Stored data
········

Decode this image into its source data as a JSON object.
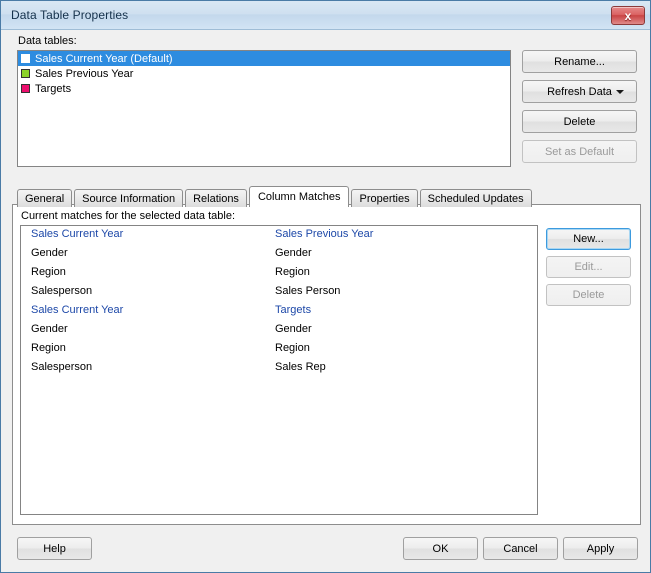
{
  "window": {
    "title": "Data Table Properties",
    "close_icon": "close-icon",
    "close_glyph": "x"
  },
  "data_tables": {
    "label": "Data tables:",
    "items": [
      {
        "name": "Sales Current Year (Default)",
        "color": "#ffffff",
        "selected": true
      },
      {
        "name": "Sales Previous Year",
        "color": "#8cd32a",
        "selected": false
      },
      {
        "name": "Targets",
        "color": "#ec0f6e",
        "selected": false
      }
    ],
    "buttons": {
      "rename": "Rename...",
      "refresh_data": "Refresh Data",
      "delete": "Delete",
      "set_as_default": "Set as Default"
    }
  },
  "tabs": [
    {
      "label": "General",
      "active": false
    },
    {
      "label": "Source Information",
      "active": false
    },
    {
      "label": "Relations",
      "active": false
    },
    {
      "label": "Column Matches",
      "active": true
    },
    {
      "label": "Properties",
      "active": false
    },
    {
      "label": "Scheduled Updates",
      "active": false
    }
  ],
  "column_matches": {
    "label": "Current matches for the selected data table:",
    "rows": [
      {
        "left": "Sales Current Year",
        "right": "Sales Previous Year",
        "header": true
      },
      {
        "left": "Gender",
        "right": "Gender",
        "header": false
      },
      {
        "left": "Region",
        "right": "Region",
        "header": false
      },
      {
        "left": "Salesperson",
        "right": "Sales Person",
        "header": false
      },
      {
        "left": "Sales Current Year",
        "right": "Targets",
        "header": true
      },
      {
        "left": "Gender",
        "right": "Gender",
        "header": false
      },
      {
        "left": "Region",
        "right": "Region",
        "header": false
      },
      {
        "left": "Salesperson",
        "right": "Sales Rep",
        "header": false
      }
    ],
    "buttons": {
      "new": "New...",
      "edit": "Edit...",
      "delete": "Delete"
    }
  },
  "footer": {
    "help": "Help",
    "ok": "OK",
    "cancel": "Cancel",
    "apply": "Apply"
  },
  "colors": {
    "selection_blue": "#2d8ce0",
    "header_link_blue": "#1d48a8",
    "focus_border": "#3c9ade"
  }
}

········

= The exercise =
Omit the pictures. Output every record above word for word.

= Correct answer =
Decode this image into its source data as a JSON object.
{
  "window": {
    "title": "Data Table Properties",
    "close_icon": "close-icon",
    "close_glyph": "x"
  },
  "data_tables": {
    "label": "Data tables:",
    "items": [
      {
        "name": "Sales Current Year (Default)",
        "color": "#ffffff",
        "selected": true
      },
      {
        "name": "Sales Previous Year",
        "color": "#8cd32a",
        "selected": false
      },
      {
        "name": "Targets",
        "color": "#ec0f6e",
        "selected": false
      }
    ],
    "buttons": {
      "rename": "Rename...",
      "refresh_data": "Refresh Data",
      "delete": "Delete",
      "set_as_default": "Set as Default"
    }
  },
  "tabs": [
    {
      "label": "General",
      "active": false
    },
    {
      "label": "Source Information",
      "active": false
    },
    {
      "label": "Relations",
      "active": false
    },
    {
      "label": "Column Matches",
      "active": true
    },
    {
      "label": "Properties",
      "active": false
    },
    {
      "label": "Scheduled Updates",
      "active": false
    }
  ],
  "column_matches": {
    "label": "Current matches for the selected data table:",
    "rows": [
      {
        "left": "Sales Current Year",
        "right": "Sales Previous Year",
        "header": true
      },
      {
        "left": "Gender",
        "right": "Gender",
        "header": false
      },
      {
        "left": "Region",
        "right": "Region",
        "header": false
      },
      {
        "left": "Salesperson",
        "right": "Sales Person",
        "header": false
      },
      {
        "left": "Sales Current Year",
        "right": "Targets",
        "header": true
      },
      {
        "left": "Gender",
        "right": "Gender",
        "header": false
      },
      {
        "left": "Region",
        "right": "Region",
        "header": false
      },
      {
        "left": "Salesperson",
        "right": "Sales Rep",
        "header": false
      }
    ],
    "buttons": {
      "new": "New...",
      "edit": "Edit...",
      "delete": "Delete"
    }
  },
  "footer": {
    "help": "Help",
    "ok": "OK",
    "cancel": "Cancel",
    "apply": "Apply"
  },
  "colors": {
    "selection_blue": "#2d8ce0",
    "header_link_blue": "#1d48a8",
    "focus_border": "#3c9ade"
  }
}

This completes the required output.